◆ EXERCISE TASK
The records that follow should be retyped word for word.
________________________________________
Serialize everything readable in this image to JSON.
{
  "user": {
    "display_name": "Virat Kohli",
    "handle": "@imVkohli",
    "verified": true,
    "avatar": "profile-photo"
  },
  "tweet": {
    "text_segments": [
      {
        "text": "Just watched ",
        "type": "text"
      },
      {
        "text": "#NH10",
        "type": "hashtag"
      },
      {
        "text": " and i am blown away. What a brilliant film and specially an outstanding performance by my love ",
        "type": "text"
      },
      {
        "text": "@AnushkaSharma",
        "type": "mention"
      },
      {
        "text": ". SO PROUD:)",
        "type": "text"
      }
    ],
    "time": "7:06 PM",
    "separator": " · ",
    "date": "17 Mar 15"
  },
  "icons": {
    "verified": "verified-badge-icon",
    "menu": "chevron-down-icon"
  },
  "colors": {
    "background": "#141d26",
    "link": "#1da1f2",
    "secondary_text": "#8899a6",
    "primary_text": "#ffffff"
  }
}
________________________________________
◆ WRITTEN RESPONSE
Serialize everything readable in this image to JSON.
{
  "user": {
    "display_name": "Virat Kohli",
    "handle": "@imVkohli",
    "verified": true,
    "avatar": "profile-photo"
  },
  "tweet": {
    "text_segments": [
      {
        "text": "Just watched ",
        "type": "text"
      },
      {
        "text": "#NH10",
        "type": "hashtag"
      },
      {
        "text": " and i am blown away. What a brilliant film and specially an outstanding performance by my love ",
        "type": "text"
      },
      {
        "text": "@AnushkaSharma",
        "type": "mention"
      },
      {
        "text": ". SO PROUD:)",
        "type": "text"
      }
    ],
    "time": "7:06 PM",
    "separator": " · ",
    "date": "17 Mar 15"
  },
  "icons": {
    "verified": "verified-badge-icon",
    "menu": "chevron-down-icon"
  },
  "colors": {
    "background": "#141d26",
    "link": "#1da1f2",
    "secondary_text": "#8899a6",
    "primary_text": "#ffffff"
  }
}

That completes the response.